Serie di esercizi -
[1] Copia senza modifiche il passo del testo sul Compendio di teologia che si apre con le parole contenenti "In rapporto alla" e si chiude con "tomasiana delle cose.".
[2] Riprendi il testo sul Compendio di teologia subito dopo la sua ultima frase e proseguilo.

Sezione di testo -
--- --- ---

Non è indifferente constatare che questo genere di annotazioni si ritrova più spesso nei commenti alla Sacra Scrittura che nella Somma.

Nell'idea di Tommaso, la Somma è un manuale destinato a contenere lo stretto necessario; sebbene anch'essi possano essere molto concisi, i suoi corsi sulla Bibbia sono generalmente testimoni di una prospettiva un po' più ampia.

C'è tuttavia un manuale, a metà strada, sembra, tra queste due preoccupazioni, ed è il Compendio di teologia.

In rapporto alla Somma, dove l'elaborazione della speranza è centrata più direttamente sulla struttura della virtù, l'originalità del Compendio consiste nell'innestare sullo studio della virtù un piccolo trattato della preghiera.500

La Somma non ignora naturalmente questo aspetto; la sua preoccupazione di concisione ci offre una formula molto importante: la preghiera è « l'interprete della speranza ( spei interpretativa ) »,501 o ancora « l'interprete del desiderio ( desiderii interpres ) »502

Senza contenere la stessa formula, il Compendio va nello stesso senso e sviluppa la sua esposizione in relazione alle varie domande del Pater.

Ciò che potrebbe sembrare non essere altro che semplice procedimento letterario, appare invece profondamente inserito nella visione tomasiana delle cose.

--- --- ---

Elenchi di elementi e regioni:
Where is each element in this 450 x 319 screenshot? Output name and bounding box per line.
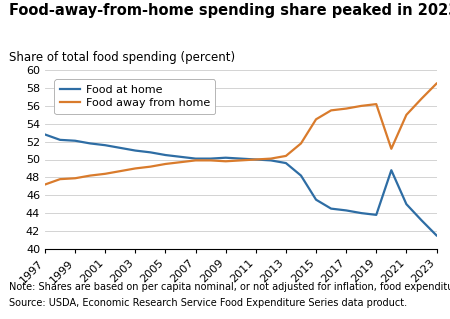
Food at home <box>359 211 364 215</box>
Food away from home <box>87 174 93 177</box>
Food at home <box>163 153 168 157</box>
Food away from home <box>313 117 319 121</box>
Food at home <box>268 159 274 162</box>
Food away from home <box>404 113 409 117</box>
Food at home <box>208 157 213 160</box>
Food at home <box>313 198 319 202</box>
Food at home <box>283 161 288 165</box>
Food at home <box>42 133 48 137</box>
Food away from home <box>389 147 394 151</box>
Food away from home <box>208 159 213 162</box>
Food at home <box>178 155 183 159</box>
Food away from home <box>223 160 229 163</box>
Text: Source: USDA, Economic Research Service Food Expenditure Series data product.: Source: USDA, Economic Research Service … <box>9 298 407 308</box>
Food at home <box>238 157 243 160</box>
Food at home <box>434 234 439 237</box>
Food away from home <box>42 182 48 186</box>
Food at home <box>328 207 334 211</box>
Line: Food away from home: Food away from home <box>45 84 436 184</box>
Food at home <box>223 156 229 160</box>
Food away from home <box>163 162 168 166</box>
Food away from home <box>434 82 439 85</box>
Food away from home <box>103 172 108 176</box>
Food at home <box>87 142 93 145</box>
Food away from home <box>57 177 63 181</box>
Food away from home <box>359 104 364 108</box>
Food at home <box>404 202 409 206</box>
Food away from home <box>133 167 138 170</box>
Food at home <box>253 158 258 161</box>
Food away from home <box>343 107 349 110</box>
Food away from home <box>283 154 288 158</box>
Food away from home <box>148 165 153 168</box>
Food away from home <box>117 169 123 173</box>
Food away from home <box>268 157 274 160</box>
Food away from home <box>238 159 243 162</box>
Food at home <box>389 168 394 172</box>
Food away from home <box>72 176 78 180</box>
Food at home <box>374 213 379 217</box>
Food at home <box>117 146 123 150</box>
Food away from home <box>178 160 183 164</box>
Text: Note: Shares are based on per capita nominal, or not adjusted for inflation, foo: Note: Shares are based on per capita nom… <box>9 282 450 292</box>
Food at home <box>419 218 424 222</box>
Food away from home <box>374 102 379 106</box>
Food at home <box>298 174 304 177</box>
Legend: Food at home, Food away from home: Food at home, Food away from home <box>54 79 216 114</box>
Food at home <box>103 143 108 147</box>
Line: Food at home: Food at home <box>45 135 436 235</box>
Food at home <box>57 138 63 142</box>
Food away from home <box>253 158 258 161</box>
Food away from home <box>298 142 304 145</box>
Food at home <box>343 209 349 212</box>
Food at home <box>72 139 78 143</box>
Food at home <box>148 151 153 154</box>
Food away from home <box>328 108 334 112</box>
Text: Food-away-from-home spending share peaked in 2023: Food-away-from-home spending share peake… <box>9 3 450 18</box>
Food at home <box>133 149 138 152</box>
Text: Share of total food spending (percent): Share of total food spending (percent) <box>9 51 235 64</box>
Food at home <box>193 157 198 160</box>
Food away from home <box>419 97 424 101</box>
Food away from home <box>193 159 198 162</box>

--- --- ---

Risposte per esercizio -
[1]
In rapporto alla Somma, dove l'elaborazione della speranza è centrata più direttamente sulla struttura della virtù, l'originalità del Compendio consiste nell'innestare sullo studio della virtù un piccolo trattato della preghiera.500

La Somma non ignora naturalmente questo aspetto; la sua preoccupazione di concisione ci offre una formula molto importante: la preghiera è « l'interprete della speranza ( spei interpretativa ) »,501 o ancora « l'interprete del desiderio ( desiderii interpres ) »502

Senza contenere la stessa formula, il Compendio va nello stesso senso e sviluppa la sua esposizione in relazione alle varie domande del Pater.

Ciò che potrebbe sembrare non essere altro che semplice procedimento letterario, appare invece profondamente inserito nella visione tomasiana delle cose.

[2]
Infatti, molto significativamente, Tommaso considera la preghiera come appartenente al grande disegno provvidenziale che governa il mondo: « Seppure [ Dio ] con la sua disposizione provvidenziale veglia sull'intera creazione, egli ha una particolare cura per le creature ragionevoli, rivestite della dignità di essere create a sua immagine, le quali possono giungere fino a lui mediante la conoscenza e l'amore, controllando i loro atti, avendo la libera scelta del bene o del male.

[ La loro fiducia in Dio non si limiterà perciò a sperare da lui la loro conservazione nell'essere, ma si estenderà a sperare il suo aiuto per scegliere il bene ed evitare il male, ciò che viene loro accordato Sotto la forma della grazia. ]

Rigenerati dal battesimo, gli uomini hanno una speranza più alta, quella di ottenere da Dio l'eredità eterna503

Mediante lo Spirito d'adozione che abbiamo ricevuto possiamo dire "Abbà Padre" ( Rm 8,15 ), e per mostrarci che bisognava pregare in questa speranza il Signore ha iniziato la sua preghiera con il termine "Padre".

Questo semplice termine prepara il cuore dell'uomo a pregare con sincerità per ottenere ciò che spera, poiché i figli devono comportarsi come imitatori dei loro genitori.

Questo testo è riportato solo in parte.